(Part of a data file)
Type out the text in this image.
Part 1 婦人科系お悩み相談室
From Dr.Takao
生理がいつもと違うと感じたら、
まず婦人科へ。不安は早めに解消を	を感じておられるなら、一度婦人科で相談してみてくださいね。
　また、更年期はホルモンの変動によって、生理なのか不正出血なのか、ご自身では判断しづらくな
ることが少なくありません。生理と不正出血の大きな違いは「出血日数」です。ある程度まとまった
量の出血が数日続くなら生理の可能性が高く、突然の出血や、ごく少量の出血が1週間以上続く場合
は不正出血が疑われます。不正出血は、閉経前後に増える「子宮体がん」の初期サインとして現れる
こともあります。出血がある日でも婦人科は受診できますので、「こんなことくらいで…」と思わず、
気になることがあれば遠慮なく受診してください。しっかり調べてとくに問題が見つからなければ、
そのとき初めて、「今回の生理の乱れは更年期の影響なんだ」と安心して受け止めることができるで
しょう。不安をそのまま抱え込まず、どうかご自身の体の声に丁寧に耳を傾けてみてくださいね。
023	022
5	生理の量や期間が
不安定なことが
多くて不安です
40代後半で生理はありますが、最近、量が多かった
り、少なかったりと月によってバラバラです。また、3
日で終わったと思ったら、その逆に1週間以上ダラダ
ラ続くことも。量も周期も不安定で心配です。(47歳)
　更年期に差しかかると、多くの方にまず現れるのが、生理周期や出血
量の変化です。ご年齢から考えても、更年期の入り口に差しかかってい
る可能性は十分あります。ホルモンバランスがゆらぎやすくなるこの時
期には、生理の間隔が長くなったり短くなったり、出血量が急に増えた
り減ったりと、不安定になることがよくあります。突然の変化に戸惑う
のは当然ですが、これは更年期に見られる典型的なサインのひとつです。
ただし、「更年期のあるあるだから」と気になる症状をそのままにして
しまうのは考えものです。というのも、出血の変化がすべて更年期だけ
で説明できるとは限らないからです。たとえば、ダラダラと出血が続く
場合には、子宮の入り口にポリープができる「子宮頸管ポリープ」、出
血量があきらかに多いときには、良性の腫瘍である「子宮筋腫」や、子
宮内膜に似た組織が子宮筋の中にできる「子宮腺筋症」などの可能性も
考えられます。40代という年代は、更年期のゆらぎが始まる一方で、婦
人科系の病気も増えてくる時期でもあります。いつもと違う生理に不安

# EXERCISE PROMPT
Repeat every entry exactly, please.

# TASK RESULT
Type out the text in this image.
Part 1 婦人科系お悩み相談室
From Dr.Takao
生理がいつもと違うと感じたら、
まず婦人科へ。不安は早めに解消を	を感じておられるなら、一度婦人科で相談してみてくださいね。
　また、更年期はホルモンの変動によって、生理なのか不正出血なのか、ご自身では判断しづらくな
ることが少なくありません。生理と不正出血の大きな違いは「出血日数」です。ある程度まとまった
量の出血が数日続くなら生理の可能性が高く、突然の出血や、ごく少量の出血が1週間以上続く場合
は不正出血が疑われます。不正出血は、閉経前後に増える「子宮体がん」の初期サインとして現れる
こともあります。出血がある日でも婦人科は受診できますので、「こんなことくらいで…」と思わず、
気になることがあれば遠慮なく受診してください。しっかり調べてとくに問題が見つからなければ、
そのとき初めて、「今回の生理の乱れは更年期の影響なんだ」と安心して受け止めることができるで
しょう。不安をそのまま抱え込まず、どうかご自身の体の声に丁寧に耳を傾けてみてくださいね。
023	022
5	生理の量や期間が
不安定なことが
多くて不安です
40代後半で生理はありますが、最近、量が多かった
り、少なかったりと月によってバラバラです。また、3
日で終わったと思ったら、その逆に1週間以上ダラダ
ラ続くことも。量も周期も不安定で心配です。(47歳)
　更年期に差しかかると、多くの方にまず現れるのが、生理周期や出血
量の変化です。ご年齢から考えても、更年期の入り口に差しかかってい
る可能性は十分あります。ホルモンバランスがゆらぎやすくなるこの時
期には、生理の間隔が長くなったり短くなったり、出血量が急に増えた
り減ったりと、不安定になることがよくあります。突然の変化に戸惑う
のは当然ですが、これは更年期に見られる典型的なサインのひとつです。
ただし、「更年期のあるあるだから」と気になる症状をそのままにして
しまうのは考えものです。というのも、出血の変化がすべて更年期だけ
で説明できるとは限らないからです。たとえば、ダラダラと出血が続く
場合には、子宮の入り口にポリープができる「子宮頸管ポリープ」、出
血量があきらかに多いときには、良性の腫瘍である「子宮筋腫」や、子
宮内膜に似た組織が子宮筋の中にできる「子宮腺筋症」などの可能性も
考えられます。40代という年代は、更年期のゆらぎが始まる一方で、婦
人科系の病気も増えてくる時期でもあります。いつもと違う生理に不安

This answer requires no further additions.